* BEGIN Material shown *

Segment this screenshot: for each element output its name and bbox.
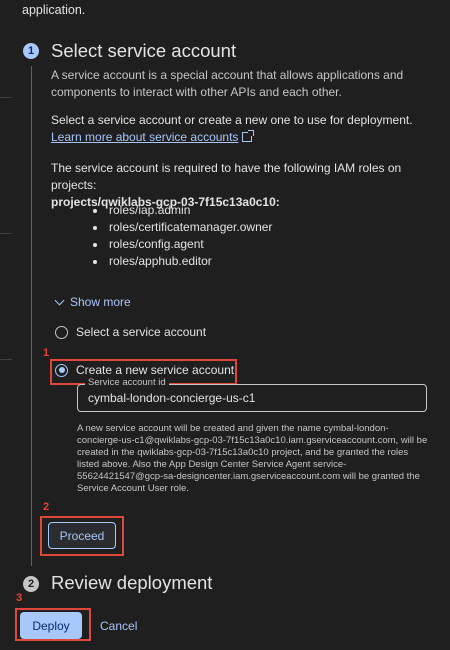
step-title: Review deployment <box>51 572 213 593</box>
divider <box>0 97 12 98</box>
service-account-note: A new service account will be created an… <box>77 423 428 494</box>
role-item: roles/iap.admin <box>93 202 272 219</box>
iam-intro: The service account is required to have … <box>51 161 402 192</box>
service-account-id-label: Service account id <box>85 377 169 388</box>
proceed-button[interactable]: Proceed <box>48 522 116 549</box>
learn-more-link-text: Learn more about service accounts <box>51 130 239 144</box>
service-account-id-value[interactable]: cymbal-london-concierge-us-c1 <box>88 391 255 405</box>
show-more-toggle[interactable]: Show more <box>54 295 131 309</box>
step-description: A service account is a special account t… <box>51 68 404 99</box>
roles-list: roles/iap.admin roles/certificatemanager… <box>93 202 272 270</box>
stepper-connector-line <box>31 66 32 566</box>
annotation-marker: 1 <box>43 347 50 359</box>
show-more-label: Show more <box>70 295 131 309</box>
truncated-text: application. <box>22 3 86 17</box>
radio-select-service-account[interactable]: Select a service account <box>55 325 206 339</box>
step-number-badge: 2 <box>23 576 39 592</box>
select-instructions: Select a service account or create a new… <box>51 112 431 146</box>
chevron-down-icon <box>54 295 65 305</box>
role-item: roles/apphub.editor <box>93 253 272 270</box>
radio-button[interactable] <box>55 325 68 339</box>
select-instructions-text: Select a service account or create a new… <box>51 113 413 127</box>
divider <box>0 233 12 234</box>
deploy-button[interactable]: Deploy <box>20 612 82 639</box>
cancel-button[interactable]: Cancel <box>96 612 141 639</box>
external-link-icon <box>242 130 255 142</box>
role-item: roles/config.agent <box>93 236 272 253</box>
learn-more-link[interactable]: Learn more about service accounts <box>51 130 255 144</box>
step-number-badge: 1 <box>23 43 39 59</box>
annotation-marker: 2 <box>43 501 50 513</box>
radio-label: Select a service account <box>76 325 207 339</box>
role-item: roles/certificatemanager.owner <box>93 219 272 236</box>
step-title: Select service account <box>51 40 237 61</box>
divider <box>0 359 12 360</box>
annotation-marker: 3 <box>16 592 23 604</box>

* END Material shown *
* BEGIN Material shown *

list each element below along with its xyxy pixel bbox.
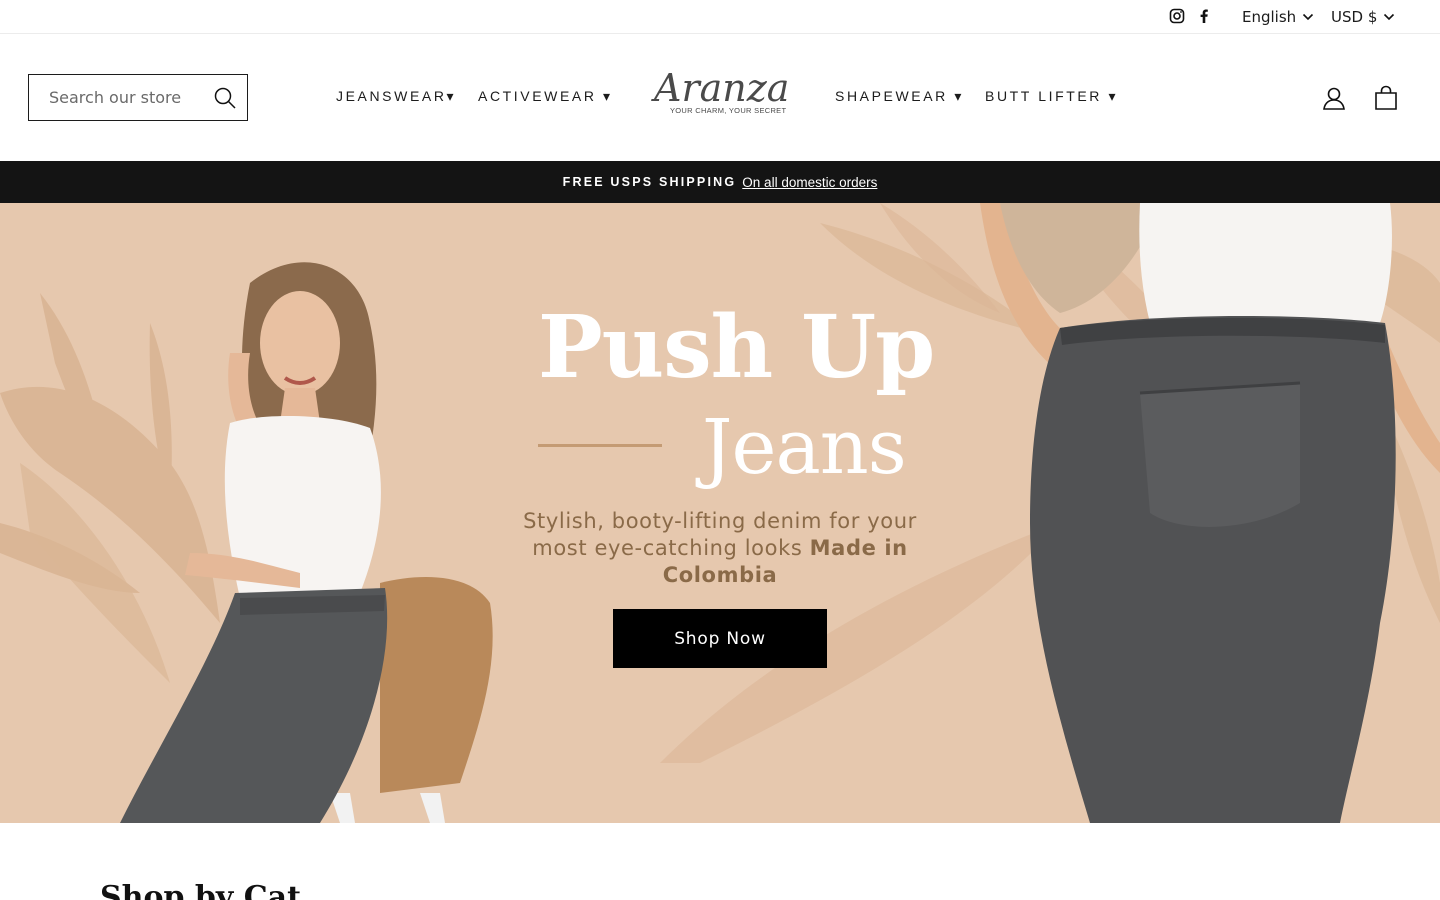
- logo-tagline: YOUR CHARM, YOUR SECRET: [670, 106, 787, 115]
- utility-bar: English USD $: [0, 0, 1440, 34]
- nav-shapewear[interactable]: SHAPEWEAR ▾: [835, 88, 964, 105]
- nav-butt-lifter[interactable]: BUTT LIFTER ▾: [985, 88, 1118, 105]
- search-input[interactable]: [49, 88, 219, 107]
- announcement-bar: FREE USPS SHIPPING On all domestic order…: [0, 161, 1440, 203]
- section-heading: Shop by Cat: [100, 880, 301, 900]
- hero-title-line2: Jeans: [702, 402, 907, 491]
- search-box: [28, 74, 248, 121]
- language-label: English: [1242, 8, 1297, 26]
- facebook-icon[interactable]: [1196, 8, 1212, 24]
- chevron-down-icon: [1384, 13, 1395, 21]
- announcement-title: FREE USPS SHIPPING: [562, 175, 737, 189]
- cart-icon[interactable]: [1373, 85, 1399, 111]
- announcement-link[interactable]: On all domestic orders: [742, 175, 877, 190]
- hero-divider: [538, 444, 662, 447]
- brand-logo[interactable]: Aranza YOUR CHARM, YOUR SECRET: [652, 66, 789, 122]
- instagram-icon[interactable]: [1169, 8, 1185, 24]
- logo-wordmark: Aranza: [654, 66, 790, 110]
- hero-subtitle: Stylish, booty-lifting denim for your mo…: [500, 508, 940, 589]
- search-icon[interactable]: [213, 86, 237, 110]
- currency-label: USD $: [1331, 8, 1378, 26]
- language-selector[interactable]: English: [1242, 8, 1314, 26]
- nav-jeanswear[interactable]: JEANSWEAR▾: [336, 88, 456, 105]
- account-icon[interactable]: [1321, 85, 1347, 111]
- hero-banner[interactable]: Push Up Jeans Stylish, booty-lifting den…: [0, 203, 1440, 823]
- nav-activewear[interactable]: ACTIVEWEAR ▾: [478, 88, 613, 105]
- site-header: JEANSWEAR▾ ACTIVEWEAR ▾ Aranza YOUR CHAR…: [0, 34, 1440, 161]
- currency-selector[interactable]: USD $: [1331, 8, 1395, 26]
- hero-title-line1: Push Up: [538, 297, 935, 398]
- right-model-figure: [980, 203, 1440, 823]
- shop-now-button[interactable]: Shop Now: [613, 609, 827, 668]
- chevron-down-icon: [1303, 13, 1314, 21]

* END Material shown *

▶ **Aim of the exercise**:
Return everything from the line containing "- logo-tagline: YOUR" down to the line containing "- facebook-icon[interactable]: [1196, 8, 1212, 24]", copied character for character.

▶ **Answer for the task**:
- logo-tagline: YOUR CHARM, YOUR SECRET: [670, 106, 787, 115]
- utility-bar: English USD $: [0, 0, 1440, 34]
- nav-shapewear[interactable]: SHAPEWEAR ▾: [835, 88, 964, 105]
- nav-butt-lifter[interactable]: BUTT LIFTER ▾: [985, 88, 1118, 105]
- search-input[interactable]: [49, 88, 219, 107]
- announcement-bar: FREE USPS SHIPPING On all domestic order…: [0, 161, 1440, 203]
- section-heading: Shop by Cat: [100, 880, 301, 900]
- hero-title-line2: Jeans: [702, 402, 907, 491]
- search-box: [28, 74, 248, 121]
- language-label: English: [1242, 8, 1297, 26]
- facebook-icon[interactable]: [1196, 8, 1212, 24]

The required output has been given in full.